-- BEGIN --
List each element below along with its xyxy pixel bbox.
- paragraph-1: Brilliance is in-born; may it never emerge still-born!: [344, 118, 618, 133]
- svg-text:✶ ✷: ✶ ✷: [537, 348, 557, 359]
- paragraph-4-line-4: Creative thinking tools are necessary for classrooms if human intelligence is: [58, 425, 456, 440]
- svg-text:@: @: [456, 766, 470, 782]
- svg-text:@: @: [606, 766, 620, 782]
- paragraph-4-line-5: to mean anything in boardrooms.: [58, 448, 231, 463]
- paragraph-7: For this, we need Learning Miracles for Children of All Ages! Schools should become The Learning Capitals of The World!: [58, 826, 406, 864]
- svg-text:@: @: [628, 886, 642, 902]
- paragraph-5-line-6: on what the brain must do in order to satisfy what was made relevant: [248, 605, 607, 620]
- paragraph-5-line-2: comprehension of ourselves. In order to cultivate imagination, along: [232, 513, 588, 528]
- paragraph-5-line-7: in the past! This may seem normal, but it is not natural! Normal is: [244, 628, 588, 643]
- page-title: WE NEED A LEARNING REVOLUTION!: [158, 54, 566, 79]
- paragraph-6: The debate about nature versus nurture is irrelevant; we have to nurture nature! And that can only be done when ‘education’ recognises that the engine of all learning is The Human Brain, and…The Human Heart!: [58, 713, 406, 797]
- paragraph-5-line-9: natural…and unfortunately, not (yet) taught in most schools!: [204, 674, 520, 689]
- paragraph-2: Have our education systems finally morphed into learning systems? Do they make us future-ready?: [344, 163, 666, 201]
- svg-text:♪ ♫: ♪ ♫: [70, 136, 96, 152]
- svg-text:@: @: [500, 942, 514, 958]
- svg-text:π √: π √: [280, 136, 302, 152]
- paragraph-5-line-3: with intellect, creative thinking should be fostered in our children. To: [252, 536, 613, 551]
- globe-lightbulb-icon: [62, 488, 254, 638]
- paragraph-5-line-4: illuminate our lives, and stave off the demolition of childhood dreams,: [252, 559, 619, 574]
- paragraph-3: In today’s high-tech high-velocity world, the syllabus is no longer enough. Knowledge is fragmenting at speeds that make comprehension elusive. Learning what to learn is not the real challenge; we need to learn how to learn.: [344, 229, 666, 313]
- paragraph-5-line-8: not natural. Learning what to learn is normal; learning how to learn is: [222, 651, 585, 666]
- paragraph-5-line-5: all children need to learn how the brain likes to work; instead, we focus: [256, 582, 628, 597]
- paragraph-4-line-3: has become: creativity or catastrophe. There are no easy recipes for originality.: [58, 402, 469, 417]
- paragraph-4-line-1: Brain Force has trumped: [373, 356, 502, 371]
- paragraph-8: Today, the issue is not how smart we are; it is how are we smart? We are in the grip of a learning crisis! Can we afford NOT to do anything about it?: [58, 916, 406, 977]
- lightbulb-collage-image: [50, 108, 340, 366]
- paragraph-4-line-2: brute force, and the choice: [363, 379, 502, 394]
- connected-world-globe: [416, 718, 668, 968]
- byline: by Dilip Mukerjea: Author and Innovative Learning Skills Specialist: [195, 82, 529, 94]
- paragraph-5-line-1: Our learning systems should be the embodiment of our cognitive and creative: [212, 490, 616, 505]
-- END --
▶ **Task goal**
Repeat every line of the records above exactly, with no changes.

▶ **Reply**
List each element below along with its xyxy pixel bbox.
- paragraph-1: Brilliance is in-born; may it never emerge still-born!: [344, 118, 618, 133]
- svg-text:✶ ✷: ✶ ✷: [537, 348, 557, 359]
- paragraph-4-line-4: Creative thinking tools are necessary for classrooms if human intelligence is: [58, 425, 456, 440]
- svg-text:@: @: [456, 766, 470, 782]
- svg-text:@: @: [606, 766, 620, 782]
- paragraph-4-line-5: to mean anything in boardrooms.: [58, 448, 231, 463]
- paragraph-7: For this, we need Learning Miracles for Children of All Ages! Schools should become The Learning Capitals of The World!: [58, 826, 406, 864]
- svg-text:@: @: [628, 886, 642, 902]
- paragraph-5-line-6: on what the brain must do in order to satisfy what was made relevant: [248, 605, 607, 620]
- paragraph-5-line-2: comprehension of ourselves. In order to cultivate imagination, along: [232, 513, 588, 528]
- paragraph-5-line-7: in the past! This may seem normal, but it is not natural! Normal is: [244, 628, 588, 643]
- page-title: WE NEED A LEARNING REVOLUTION!: [158, 54, 566, 79]
- paragraph-6: The debate about nature versus nurture is irrelevant; we have to nurture nature! And that can only be done when ‘education’ recognises that the engine of all learning is The Human Brain, and…The Human Heart!: [58, 713, 406, 797]
- paragraph-5-line-9: natural…and unfortunately, not (yet) taught in most schools!: [204, 674, 520, 689]
- paragraph-2: Have our education systems finally morphed into learning systems? Do they make us future-ready?: [344, 163, 666, 201]
- svg-text:♪ ♫: ♪ ♫: [70, 136, 96, 152]
- svg-text:@: @: [500, 942, 514, 958]
- svg-text:π √: π √: [280, 136, 302, 152]
- paragraph-5-line-3: with intellect, creative thinking should be fostered in our children. To: [252, 536, 613, 551]
- globe-lightbulb-icon: [62, 488, 254, 638]
- paragraph-5-line-4: illuminate our lives, and stave off the demolition of childhood dreams,: [252, 559, 619, 574]
- paragraph-3: In today’s high-tech high-velocity world, the syllabus is no longer enough. Knowledge is fragmenting at speeds that make comprehension elusive. Learning what to learn is not the real challenge; we need to learn how to learn.: [344, 229, 666, 313]
- paragraph-5-line-8: not natural. Learning what to learn is normal; learning how to learn is: [222, 651, 585, 666]
- paragraph-5-line-5: all children need to learn how the brain likes to work; instead, we focus: [256, 582, 628, 597]
- paragraph-4-line-3: has become: creativity or catastrophe. There are no easy recipes for originality.: [58, 402, 469, 417]
- paragraph-4-line-1: Brain Force has trumped: [373, 356, 502, 371]
- paragraph-8: Today, the issue is not how smart we are; it is how are we smart? We are in the grip of a learning crisis! Can we afford NOT to do anything about it?: [58, 916, 406, 977]
- lightbulb-collage-image: [50, 108, 340, 366]
- paragraph-4-line-2: brute force, and the choice: [363, 379, 502, 394]
- connected-world-globe: [416, 718, 668, 968]
- byline: by Dilip Mukerjea: Author and Innovative Learning Skills Specialist: [195, 82, 529, 94]
- paragraph-5-line-1: Our learning systems should be the embodiment of our cognitive and creative: [212, 490, 616, 505]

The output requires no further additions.